What is needed: Present the material from the line containing "element-cell-ta[interactable]: 73 Ta" through the line containing "element-cell-ds[interactable]: 110 Ds", inclusive, as a Markdown table with the columns "No." and "Entry". Number each line and skip any blank lines.

Data for the task:
<<<<
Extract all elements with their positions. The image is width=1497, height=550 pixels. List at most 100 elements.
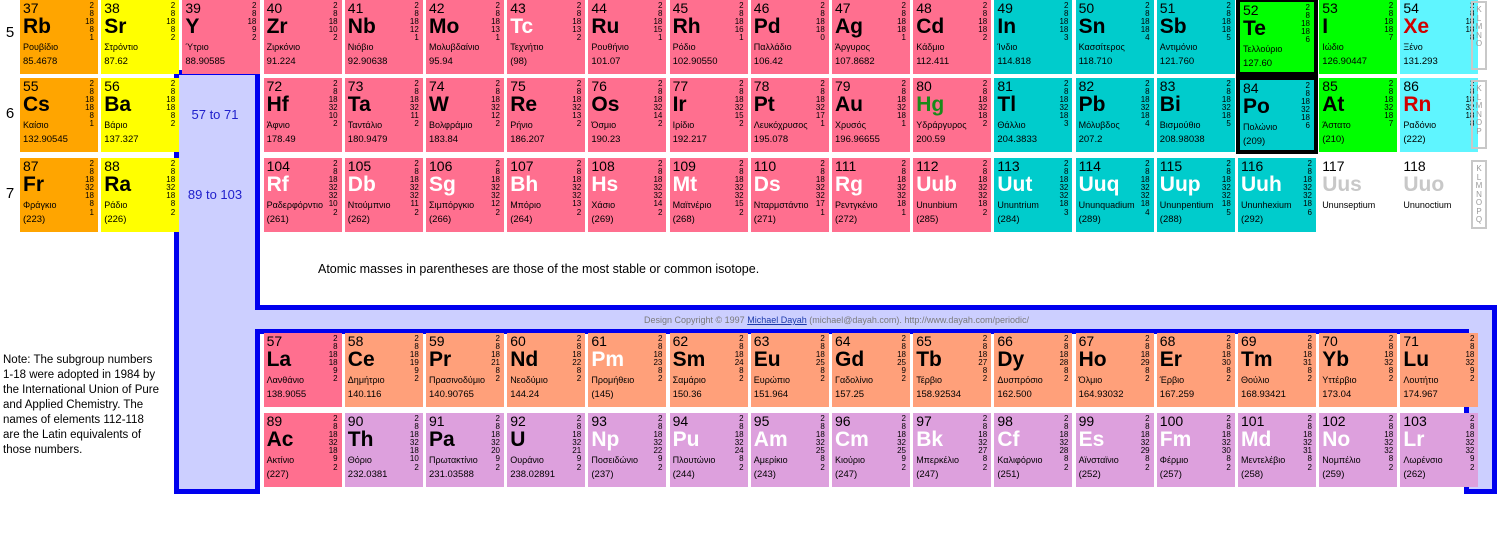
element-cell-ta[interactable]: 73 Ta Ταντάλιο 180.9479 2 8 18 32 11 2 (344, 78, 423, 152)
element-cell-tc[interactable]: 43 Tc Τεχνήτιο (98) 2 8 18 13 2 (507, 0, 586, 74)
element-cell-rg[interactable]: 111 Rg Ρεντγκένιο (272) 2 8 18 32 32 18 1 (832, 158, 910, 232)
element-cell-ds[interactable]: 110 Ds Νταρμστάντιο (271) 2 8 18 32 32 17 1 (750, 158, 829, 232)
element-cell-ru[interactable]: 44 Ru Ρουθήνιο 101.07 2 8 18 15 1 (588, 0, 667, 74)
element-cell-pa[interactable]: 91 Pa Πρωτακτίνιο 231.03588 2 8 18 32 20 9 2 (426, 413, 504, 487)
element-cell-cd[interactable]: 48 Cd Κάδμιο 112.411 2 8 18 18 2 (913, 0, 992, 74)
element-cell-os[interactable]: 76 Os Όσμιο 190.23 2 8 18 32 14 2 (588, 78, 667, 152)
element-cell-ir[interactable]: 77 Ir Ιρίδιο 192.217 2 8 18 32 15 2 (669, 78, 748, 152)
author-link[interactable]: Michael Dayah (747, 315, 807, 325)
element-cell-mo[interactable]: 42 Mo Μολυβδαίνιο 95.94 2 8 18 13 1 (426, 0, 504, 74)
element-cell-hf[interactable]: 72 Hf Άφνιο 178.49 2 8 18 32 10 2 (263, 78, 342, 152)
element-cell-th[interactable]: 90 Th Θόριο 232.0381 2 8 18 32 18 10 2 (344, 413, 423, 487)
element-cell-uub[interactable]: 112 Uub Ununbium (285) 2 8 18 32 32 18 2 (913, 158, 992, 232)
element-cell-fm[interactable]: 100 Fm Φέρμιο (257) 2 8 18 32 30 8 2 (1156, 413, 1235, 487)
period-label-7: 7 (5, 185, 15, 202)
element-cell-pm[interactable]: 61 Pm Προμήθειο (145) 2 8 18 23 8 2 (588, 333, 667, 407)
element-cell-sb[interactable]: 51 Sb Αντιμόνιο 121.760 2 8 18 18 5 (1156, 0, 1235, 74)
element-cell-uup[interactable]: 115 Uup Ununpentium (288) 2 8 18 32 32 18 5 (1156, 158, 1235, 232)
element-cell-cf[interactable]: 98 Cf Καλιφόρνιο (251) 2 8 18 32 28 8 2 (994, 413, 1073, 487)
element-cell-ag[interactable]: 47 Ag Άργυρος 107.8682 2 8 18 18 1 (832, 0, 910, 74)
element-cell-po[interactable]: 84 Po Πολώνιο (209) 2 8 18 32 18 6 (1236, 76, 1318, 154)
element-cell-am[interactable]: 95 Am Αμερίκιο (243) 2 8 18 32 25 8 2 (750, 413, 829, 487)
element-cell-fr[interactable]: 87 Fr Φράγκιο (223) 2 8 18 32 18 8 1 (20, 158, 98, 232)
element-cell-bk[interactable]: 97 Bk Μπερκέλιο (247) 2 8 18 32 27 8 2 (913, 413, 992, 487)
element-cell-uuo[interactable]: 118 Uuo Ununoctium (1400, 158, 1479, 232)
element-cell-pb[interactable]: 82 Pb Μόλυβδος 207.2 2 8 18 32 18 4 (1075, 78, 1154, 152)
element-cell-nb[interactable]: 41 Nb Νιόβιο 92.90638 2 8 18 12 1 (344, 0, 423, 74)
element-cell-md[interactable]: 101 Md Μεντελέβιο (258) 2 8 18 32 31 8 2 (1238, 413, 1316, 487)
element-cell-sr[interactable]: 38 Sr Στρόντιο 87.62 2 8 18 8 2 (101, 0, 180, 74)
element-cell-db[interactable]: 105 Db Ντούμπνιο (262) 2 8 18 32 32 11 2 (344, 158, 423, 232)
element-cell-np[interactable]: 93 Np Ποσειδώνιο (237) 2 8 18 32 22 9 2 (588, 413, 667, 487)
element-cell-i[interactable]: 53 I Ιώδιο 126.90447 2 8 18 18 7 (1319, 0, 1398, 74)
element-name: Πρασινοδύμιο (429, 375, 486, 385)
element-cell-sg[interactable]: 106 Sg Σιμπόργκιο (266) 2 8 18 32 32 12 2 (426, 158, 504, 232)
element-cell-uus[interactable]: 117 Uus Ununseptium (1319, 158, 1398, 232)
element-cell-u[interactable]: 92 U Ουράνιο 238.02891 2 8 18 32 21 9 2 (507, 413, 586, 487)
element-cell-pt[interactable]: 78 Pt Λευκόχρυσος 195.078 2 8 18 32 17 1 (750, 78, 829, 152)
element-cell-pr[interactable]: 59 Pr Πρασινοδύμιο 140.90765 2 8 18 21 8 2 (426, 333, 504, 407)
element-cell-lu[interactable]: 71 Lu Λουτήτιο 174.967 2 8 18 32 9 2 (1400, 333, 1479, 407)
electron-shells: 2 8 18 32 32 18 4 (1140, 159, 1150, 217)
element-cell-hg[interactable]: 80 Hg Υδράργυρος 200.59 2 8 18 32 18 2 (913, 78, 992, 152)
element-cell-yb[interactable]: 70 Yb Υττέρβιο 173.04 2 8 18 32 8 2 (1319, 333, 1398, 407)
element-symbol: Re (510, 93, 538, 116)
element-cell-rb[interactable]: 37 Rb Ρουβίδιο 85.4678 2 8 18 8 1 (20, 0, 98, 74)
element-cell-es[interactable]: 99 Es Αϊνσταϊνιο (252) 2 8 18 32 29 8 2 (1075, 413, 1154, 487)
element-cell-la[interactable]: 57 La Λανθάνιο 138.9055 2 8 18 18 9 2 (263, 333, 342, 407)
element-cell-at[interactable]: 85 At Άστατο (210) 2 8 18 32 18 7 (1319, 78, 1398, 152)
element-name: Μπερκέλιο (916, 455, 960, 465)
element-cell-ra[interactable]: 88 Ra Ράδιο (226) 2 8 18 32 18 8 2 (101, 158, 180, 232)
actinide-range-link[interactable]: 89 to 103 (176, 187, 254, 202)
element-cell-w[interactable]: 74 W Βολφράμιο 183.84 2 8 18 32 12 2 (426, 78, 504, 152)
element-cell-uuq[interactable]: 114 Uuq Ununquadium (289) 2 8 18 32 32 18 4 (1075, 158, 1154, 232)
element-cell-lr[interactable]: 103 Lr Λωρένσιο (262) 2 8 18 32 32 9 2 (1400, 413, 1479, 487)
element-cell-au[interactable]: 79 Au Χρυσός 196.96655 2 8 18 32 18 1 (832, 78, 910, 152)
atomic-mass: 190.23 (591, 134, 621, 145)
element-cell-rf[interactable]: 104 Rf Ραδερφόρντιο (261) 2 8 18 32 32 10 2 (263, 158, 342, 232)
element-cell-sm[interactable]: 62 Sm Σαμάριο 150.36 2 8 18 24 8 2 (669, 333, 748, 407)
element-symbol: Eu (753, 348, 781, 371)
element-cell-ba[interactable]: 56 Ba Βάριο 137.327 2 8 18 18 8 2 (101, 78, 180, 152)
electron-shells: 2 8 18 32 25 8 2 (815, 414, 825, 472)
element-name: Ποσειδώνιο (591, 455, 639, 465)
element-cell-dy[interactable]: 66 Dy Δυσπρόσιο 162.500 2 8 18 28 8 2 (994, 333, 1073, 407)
>>>>
Finished task:
| No. | Entry |
|---|---|
| 1 | element-cell-ta[interactable]: 73 Ta Ταντάλιο 180.9479 2 8 18 32 11 2 (344, 78, 423, 152) |
| 2 | element-cell-tc[interactable]: 43 Tc Τεχνήτιο (98) 2 8 18 13 2 (507, 0, 586, 74) |
| 3 | element-cell-rg[interactable]: 111 Rg Ρεντγκένιο (272) 2 8 18 32 32 18 1 (832, 158, 910, 232) |
| 4 | element-cell-ds[interactable]: 110 Ds Νταρμστάντιο (271) 2 8 18 32 32 17 1 (750, 158, 829, 232) |